» MATERIAL PROVIDED:
————————
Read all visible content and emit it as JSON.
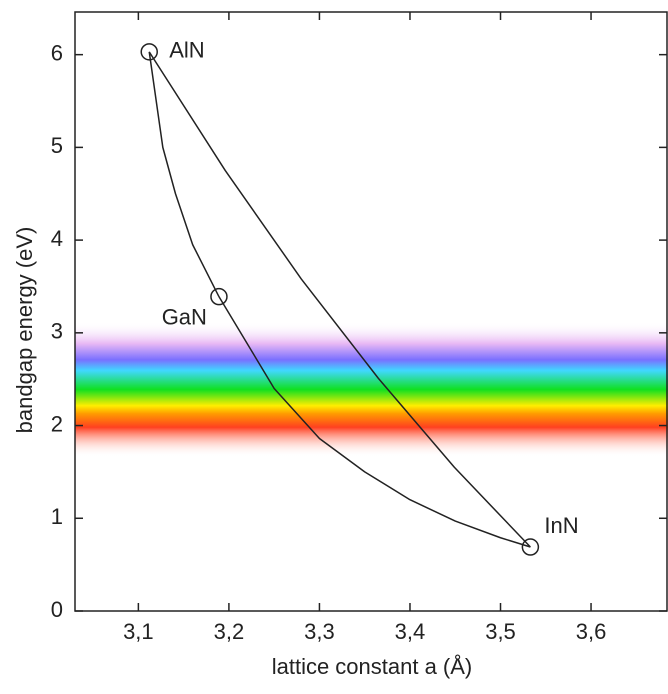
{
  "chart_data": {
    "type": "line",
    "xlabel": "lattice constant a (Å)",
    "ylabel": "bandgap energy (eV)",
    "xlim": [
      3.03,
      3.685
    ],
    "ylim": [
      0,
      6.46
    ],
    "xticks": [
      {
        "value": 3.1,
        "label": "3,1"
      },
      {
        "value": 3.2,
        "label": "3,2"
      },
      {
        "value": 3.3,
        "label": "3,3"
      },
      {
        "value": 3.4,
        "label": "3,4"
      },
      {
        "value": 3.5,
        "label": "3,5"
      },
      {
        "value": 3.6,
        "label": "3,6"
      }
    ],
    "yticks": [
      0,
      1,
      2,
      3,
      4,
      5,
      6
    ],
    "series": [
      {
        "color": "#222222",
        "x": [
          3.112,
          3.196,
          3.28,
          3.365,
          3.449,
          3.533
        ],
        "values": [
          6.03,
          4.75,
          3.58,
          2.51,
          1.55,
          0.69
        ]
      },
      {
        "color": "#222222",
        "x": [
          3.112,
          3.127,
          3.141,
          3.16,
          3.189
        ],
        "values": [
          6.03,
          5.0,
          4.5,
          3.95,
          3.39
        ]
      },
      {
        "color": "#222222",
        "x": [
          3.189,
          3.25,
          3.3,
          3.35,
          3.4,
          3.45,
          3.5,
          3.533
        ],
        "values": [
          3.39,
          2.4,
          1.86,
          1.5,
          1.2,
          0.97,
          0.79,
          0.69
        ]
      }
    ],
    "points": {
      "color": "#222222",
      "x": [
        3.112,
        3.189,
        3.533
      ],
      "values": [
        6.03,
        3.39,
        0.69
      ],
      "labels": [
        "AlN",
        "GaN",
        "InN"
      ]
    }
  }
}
————————
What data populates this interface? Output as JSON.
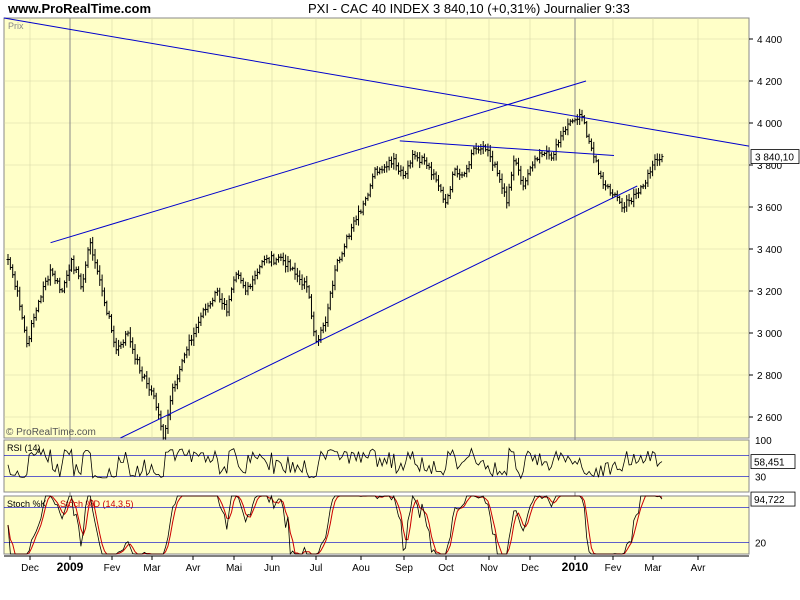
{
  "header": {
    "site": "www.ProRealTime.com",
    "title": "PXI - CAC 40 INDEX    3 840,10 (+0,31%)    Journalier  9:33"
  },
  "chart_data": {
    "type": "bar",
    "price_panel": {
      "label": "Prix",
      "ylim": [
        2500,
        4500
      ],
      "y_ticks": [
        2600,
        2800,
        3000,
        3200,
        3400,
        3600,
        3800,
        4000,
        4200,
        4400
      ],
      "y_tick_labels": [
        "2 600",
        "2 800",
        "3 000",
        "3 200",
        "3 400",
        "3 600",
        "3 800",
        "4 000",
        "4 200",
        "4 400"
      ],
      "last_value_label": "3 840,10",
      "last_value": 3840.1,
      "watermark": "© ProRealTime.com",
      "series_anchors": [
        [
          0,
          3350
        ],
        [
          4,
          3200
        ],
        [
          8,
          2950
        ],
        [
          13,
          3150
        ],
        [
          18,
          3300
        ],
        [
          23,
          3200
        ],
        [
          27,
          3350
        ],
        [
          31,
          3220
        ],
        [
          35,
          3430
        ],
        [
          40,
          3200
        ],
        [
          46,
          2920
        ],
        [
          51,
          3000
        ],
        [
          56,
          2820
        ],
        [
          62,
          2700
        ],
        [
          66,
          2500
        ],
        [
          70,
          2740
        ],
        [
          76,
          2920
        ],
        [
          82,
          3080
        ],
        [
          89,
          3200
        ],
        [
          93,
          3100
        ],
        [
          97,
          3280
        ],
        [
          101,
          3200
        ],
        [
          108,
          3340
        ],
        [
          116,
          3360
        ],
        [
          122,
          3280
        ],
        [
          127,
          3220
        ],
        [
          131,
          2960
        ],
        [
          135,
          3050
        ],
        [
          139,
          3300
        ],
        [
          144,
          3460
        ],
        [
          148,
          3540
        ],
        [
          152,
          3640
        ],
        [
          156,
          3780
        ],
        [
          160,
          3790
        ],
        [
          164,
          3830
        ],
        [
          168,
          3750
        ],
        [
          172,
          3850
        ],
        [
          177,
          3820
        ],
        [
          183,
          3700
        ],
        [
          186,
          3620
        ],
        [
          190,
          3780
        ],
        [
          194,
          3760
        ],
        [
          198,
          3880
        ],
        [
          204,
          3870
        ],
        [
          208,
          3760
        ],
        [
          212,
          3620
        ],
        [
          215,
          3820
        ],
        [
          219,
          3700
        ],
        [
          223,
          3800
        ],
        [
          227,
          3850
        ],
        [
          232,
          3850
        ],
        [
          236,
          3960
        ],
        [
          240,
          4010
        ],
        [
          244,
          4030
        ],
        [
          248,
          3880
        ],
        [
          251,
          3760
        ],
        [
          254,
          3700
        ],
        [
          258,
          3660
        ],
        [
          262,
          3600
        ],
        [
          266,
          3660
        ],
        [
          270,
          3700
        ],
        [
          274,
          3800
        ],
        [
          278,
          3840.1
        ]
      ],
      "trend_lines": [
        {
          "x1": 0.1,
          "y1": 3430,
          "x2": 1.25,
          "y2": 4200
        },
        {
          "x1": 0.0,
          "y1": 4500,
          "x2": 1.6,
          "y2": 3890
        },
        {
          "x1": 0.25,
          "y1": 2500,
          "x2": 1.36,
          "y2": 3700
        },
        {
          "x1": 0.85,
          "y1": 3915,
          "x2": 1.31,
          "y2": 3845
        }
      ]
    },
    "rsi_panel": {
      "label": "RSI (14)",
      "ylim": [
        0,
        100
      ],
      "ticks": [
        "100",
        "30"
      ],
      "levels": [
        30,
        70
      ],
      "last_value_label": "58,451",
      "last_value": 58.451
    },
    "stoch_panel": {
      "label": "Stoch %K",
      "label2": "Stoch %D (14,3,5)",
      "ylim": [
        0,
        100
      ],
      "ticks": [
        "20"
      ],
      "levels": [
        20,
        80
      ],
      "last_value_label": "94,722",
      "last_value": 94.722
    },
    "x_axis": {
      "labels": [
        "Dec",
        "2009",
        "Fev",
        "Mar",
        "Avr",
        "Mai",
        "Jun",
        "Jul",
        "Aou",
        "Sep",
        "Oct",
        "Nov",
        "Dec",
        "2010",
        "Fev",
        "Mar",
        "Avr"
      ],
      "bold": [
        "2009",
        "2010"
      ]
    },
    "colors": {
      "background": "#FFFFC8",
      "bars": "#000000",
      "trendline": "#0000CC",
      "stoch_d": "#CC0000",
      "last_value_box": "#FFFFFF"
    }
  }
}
————————
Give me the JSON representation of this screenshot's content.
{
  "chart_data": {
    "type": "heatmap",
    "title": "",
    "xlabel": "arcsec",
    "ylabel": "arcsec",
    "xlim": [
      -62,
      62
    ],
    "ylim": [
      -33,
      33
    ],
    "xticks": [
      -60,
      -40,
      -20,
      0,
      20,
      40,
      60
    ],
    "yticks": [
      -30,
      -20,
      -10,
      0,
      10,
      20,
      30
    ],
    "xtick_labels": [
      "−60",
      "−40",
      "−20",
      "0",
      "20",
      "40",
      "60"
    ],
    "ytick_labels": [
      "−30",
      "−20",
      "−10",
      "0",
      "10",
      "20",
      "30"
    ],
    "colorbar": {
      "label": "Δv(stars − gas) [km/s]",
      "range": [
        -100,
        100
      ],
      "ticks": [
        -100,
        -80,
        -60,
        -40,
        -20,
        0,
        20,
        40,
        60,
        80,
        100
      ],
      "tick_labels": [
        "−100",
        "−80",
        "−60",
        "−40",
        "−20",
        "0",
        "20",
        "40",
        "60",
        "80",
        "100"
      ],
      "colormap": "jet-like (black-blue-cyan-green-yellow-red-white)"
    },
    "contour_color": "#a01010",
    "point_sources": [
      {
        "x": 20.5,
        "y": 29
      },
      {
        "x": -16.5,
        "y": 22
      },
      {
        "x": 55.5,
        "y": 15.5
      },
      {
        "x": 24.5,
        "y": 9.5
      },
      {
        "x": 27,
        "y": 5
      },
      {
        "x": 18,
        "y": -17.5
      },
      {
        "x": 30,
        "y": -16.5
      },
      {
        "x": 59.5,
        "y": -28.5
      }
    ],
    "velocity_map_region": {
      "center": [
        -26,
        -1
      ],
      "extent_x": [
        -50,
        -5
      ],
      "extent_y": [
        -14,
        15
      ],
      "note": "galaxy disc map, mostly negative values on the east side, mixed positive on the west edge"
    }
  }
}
————————
» EXERCISE: Search the entries for the word "content" and pick out every line that holds it.

» RESULT:
Read all visible content and emit it as JSON.
Give me the JSON representation of this screenshot's content.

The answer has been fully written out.